[START RECORDED DATA]

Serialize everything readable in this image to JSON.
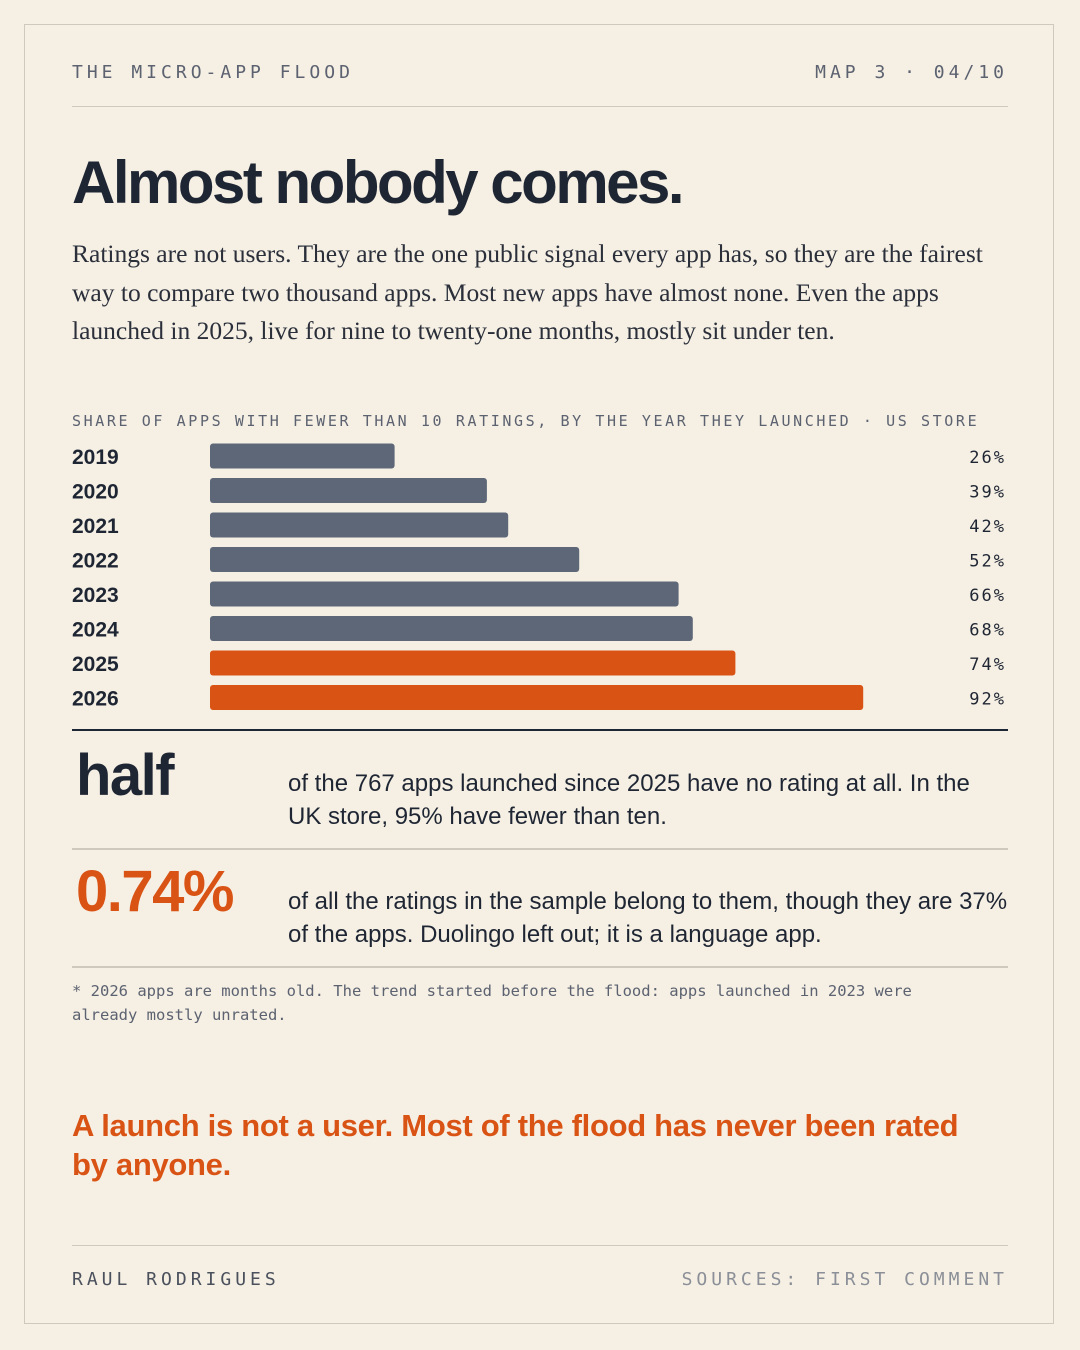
{
  "header": {
    "series_title": "THE MICRO-APP FLOOD",
    "page_marker": "MAP 3 · 04/10"
  },
  "title": "Almost nobody comes.",
  "intro": "Ratings are not users. They are the one public signal every app has, so they are the fairest way to compare two thousand apps. Most new apps have almost none. Even the apps launched in 2025, live for nine to twenty-one months, mostly sit under ten.",
  "chart_data": {
    "type": "bar",
    "orientation": "horizontal",
    "title": "SHARE OF APPS WITH FEWER THAN 10 RATINGS, BY THE YEAR THEY LAUNCHED · US STORE",
    "categories": [
      "2019",
      "2020",
      "2021",
      "2022",
      "2023",
      "2024",
      "2025",
      "2026"
    ],
    "values": [
      26,
      39,
      42,
      52,
      66,
      68,
      74,
      92
    ],
    "value_labels": [
      "26%",
      "39%",
      "42%",
      "52%",
      "66%",
      "68%",
      "74%",
      "92%"
    ],
    "xlim": [
      0,
      100
    ],
    "grid": false,
    "colors": [
      "#5d6778",
      "#5d6778",
      "#5d6778",
      "#5d6778",
      "#5d6778",
      "#5d6778",
      "#d95314",
      "#d95314"
    ]
  },
  "stats": [
    {
      "value": "half",
      "text": "of the 767 apps launched since 2025 have no rating at all. In the UK store, 95% have fewer than ten.",
      "color": "#1f2633"
    },
    {
      "value": "0.74%",
      "text": "of all the ratings in the sample belong to them, though they are 37% of the apps. Duolingo left out; it is a language app.",
      "color": "#d95314"
    }
  ],
  "footnote": "* 2026 apps are months old. The trend started before the flood: apps launched in 2023 were already mostly unrated.",
  "conclusion": "A launch is not a user. Most of the flood has never been rated by anyone.",
  "footer": {
    "author": "RAUL RODRIGUES",
    "sources": "SOURCES: FIRST COMMENT"
  },
  "colors": {
    "background": "#f5efe4",
    "ink": "#1f2633",
    "accent": "#d95314",
    "bar_gray": "#5d6778",
    "muted": "#5c6270"
  }
}
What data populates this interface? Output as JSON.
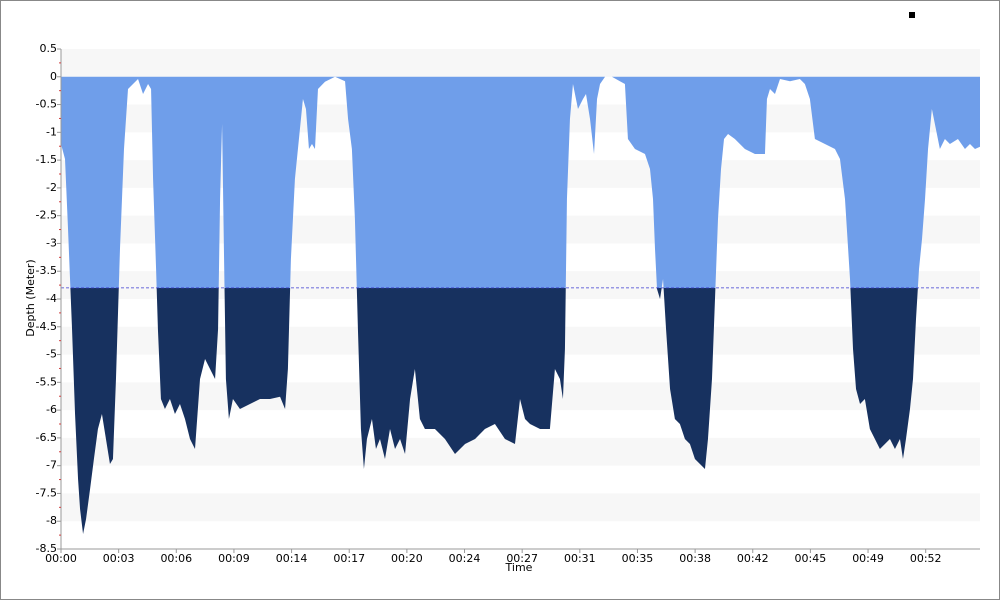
{
  "chart_data": {
    "type": "area",
    "x_label": "Time",
    "y_label": "Depth (Meter)",
    "xlim": [
      0,
      55
    ],
    "ylim": [
      -8.5,
      0.5
    ],
    "xticks": [
      {
        "value": 0,
        "label": "00:00"
      },
      {
        "value": 3.45,
        "label": "00:03"
      },
      {
        "value": 6.9,
        "label": "00:06"
      },
      {
        "value": 10.35,
        "label": "00:09"
      },
      {
        "value": 13.8,
        "label": "00:14"
      },
      {
        "value": 17.25,
        "label": "00:17"
      },
      {
        "value": 20.7,
        "label": "00:20"
      },
      {
        "value": 24.15,
        "label": "00:24"
      },
      {
        "value": 27.6,
        "label": "00:27"
      },
      {
        "value": 31.05,
        "label": "00:31"
      },
      {
        "value": 34.5,
        "label": "00:35"
      },
      {
        "value": 37.95,
        "label": "00:38"
      },
      {
        "value": 41.4,
        "label": "00:42"
      },
      {
        "value": 44.85,
        "label": "00:45"
      },
      {
        "value": 48.3,
        "label": "00:49"
      },
      {
        "value": 51.75,
        "label": "00:52"
      }
    ],
    "yticks": [
      0.5,
      0,
      -0.5,
      -1,
      -1.5,
      -2,
      -2.5,
      -3,
      -3.5,
      -4,
      -4.5,
      -5,
      -5.5,
      -6,
      -6.5,
      -7,
      -7.5,
      -8,
      -8.5
    ],
    "threshold": -3.8,
    "threshold_color": "#3a3ad0",
    "color_above": "#6f9eea",
    "color_below": "#17315f",
    "band_color": "#f7f7f7",
    "series": [
      {
        "x": [
          0,
          0.24,
          0.42,
          0.66,
          0.84,
          1.02,
          1.14,
          1.32,
          1.5,
          1.74,
          1.97,
          2.21,
          2.45,
          2.69,
          2.93,
          3.11,
          3.29,
          3.53,
          3.77,
          4.01,
          4.31,
          4.61,
          4.91,
          5.21,
          5.39,
          5.51,
          5.69,
          5.8,
          5.98,
          6.22,
          6.52,
          6.82,
          7.12,
          7.42,
          7.72,
          8.02,
          8.32,
          8.62,
          8.92,
          9.22,
          9.4,
          9.52,
          9.64,
          9.75,
          9.87,
          10.05,
          10.29,
          10.71,
          11.31,
          11.91,
          12.51,
          13.11,
          13.41,
          13.58,
          13.76,
          14.0,
          14.3,
          14.48,
          14.66,
          14.84,
          15.02,
          15.2,
          15.38,
          15.8,
          16.4,
          17.0,
          17.18,
          17.41,
          17.59,
          17.77,
          17.95,
          18.13,
          18.31,
          18.61,
          18.85,
          19.09,
          19.39,
          19.69,
          19.99,
          20.29,
          20.59,
          20.89,
          21.18,
          21.48,
          21.78,
          22.38,
          22.98,
          23.58,
          24.18,
          24.78,
          25.37,
          25.97,
          26.57,
          27.17,
          27.47,
          27.77,
          28.07,
          28.67,
          29.26,
          29.56,
          29.86,
          30.04,
          30.16,
          30.28,
          30.46,
          30.64,
          30.94,
          31.24,
          31.42,
          31.66,
          31.9,
          32.08,
          32.26,
          32.56,
          32.97,
          33.45,
          33.75,
          33.93,
          34.35,
          34.95,
          35.25,
          35.43,
          35.55,
          35.67,
          35.85,
          36.03,
          36.21,
          36.45,
          36.74,
          37.04,
          37.34,
          37.64,
          37.94,
          38.24,
          38.54,
          38.72,
          38.96,
          39.14,
          39.32,
          39.5,
          39.68,
          39.92,
          40.33,
          40.93,
          41.53,
          42.13,
          42.25,
          42.43,
          42.73,
          43.03,
          43.63,
          44.22,
          44.52,
          44.82,
          45.12,
          45.72,
          46.32,
          46.62,
          46.92,
          47.22,
          47.4,
          47.58,
          47.82,
          48.11,
          48.41,
          48.71,
          49.01,
          49.31,
          49.61,
          49.91,
          50.21,
          50.39,
          50.57,
          50.81,
          50.99,
          51.17,
          51.35,
          51.53,
          51.71,
          51.89,
          52.12,
          52.36,
          52.6,
          52.9,
          53.2,
          53.68,
          54.1,
          54.4,
          54.7,
          55.0
        ],
        "values": [
          -1.21,
          -1.48,
          -2.74,
          -4.54,
          -6.07,
          -7.24,
          -7.78,
          -8.23,
          -7.96,
          -7.42,
          -6.88,
          -6.34,
          -6.07,
          -6.52,
          -6.97,
          -6.88,
          -5.44,
          -3.1,
          -1.3,
          -0.22,
          -0.13,
          -0.04,
          -0.31,
          -0.13,
          -0.22,
          -1.84,
          -3.46,
          -4.54,
          -5.8,
          -5.98,
          -5.8,
          -6.07,
          -5.89,
          -6.16,
          -6.52,
          -6.7,
          -5.44,
          -5.08,
          -5.26,
          -5.44,
          -4.54,
          -2.2,
          -0.85,
          -3.1,
          -5.44,
          -6.16,
          -5.8,
          -5.98,
          -5.89,
          -5.8,
          -5.8,
          -5.76,
          -5.98,
          -5.26,
          -3.28,
          -1.84,
          -0.94,
          -0.4,
          -0.58,
          -1.3,
          -1.21,
          -1.3,
          -0.22,
          -0.09,
          0,
          -0.08,
          -0.76,
          -1.3,
          -2.56,
          -4.54,
          -6.34,
          -7.06,
          -6.52,
          -6.16,
          -6.7,
          -6.52,
          -6.88,
          -6.34,
          -6.7,
          -6.52,
          -6.79,
          -5.8,
          -5.26,
          -6.16,
          -6.34,
          -6.34,
          -6.52,
          -6.79,
          -6.61,
          -6.52,
          -6.34,
          -6.25,
          -6.52,
          -6.61,
          -5.8,
          -6.16,
          -6.25,
          -6.34,
          -6.34,
          -5.26,
          -5.44,
          -5.8,
          -4.9,
          -2.2,
          -0.76,
          -0.13,
          -0.58,
          -0.4,
          -0.31,
          -0.76,
          -1.39,
          -0.4,
          -0.13,
          0,
          0,
          -0.08,
          -0.13,
          -1.12,
          -1.3,
          -1.39,
          -1.66,
          -2.2,
          -3.1,
          -3.82,
          -4.0,
          -3.64,
          -4.54,
          -5.62,
          -6.16,
          -6.25,
          -6.52,
          -6.61,
          -6.88,
          -6.97,
          -7.06,
          -6.52,
          -5.44,
          -4.0,
          -2.56,
          -1.66,
          -1.12,
          -1.03,
          -1.12,
          -1.3,
          -1.39,
          -1.39,
          -0.4,
          -0.22,
          -0.31,
          -0.04,
          -0.08,
          -0.04,
          -0.13,
          -0.4,
          -1.12,
          -1.21,
          -1.3,
          -1.48,
          -2.2,
          -3.64,
          -4.9,
          -5.62,
          -5.89,
          -5.8,
          -6.34,
          -6.52,
          -6.7,
          -6.61,
          -6.52,
          -6.7,
          -6.52,
          -6.88,
          -6.52,
          -5.98,
          -5.44,
          -4.36,
          -3.46,
          -2.92,
          -2.2,
          -1.3,
          -0.58,
          -0.94,
          -1.3,
          -1.12,
          -1.21,
          -1.12,
          -1.3,
          -1.21,
          -1.3,
          -1.26
        ]
      }
    ]
  }
}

[END RECORDED DATA]

- WORK TO BE COMPLETED
Look for the word "JSON" in every line of the listing and copy the lines that have it.

- FULL OUTPUT
Serialize everything readable in this image to JSON.
What data populates this interface? Output as JSON.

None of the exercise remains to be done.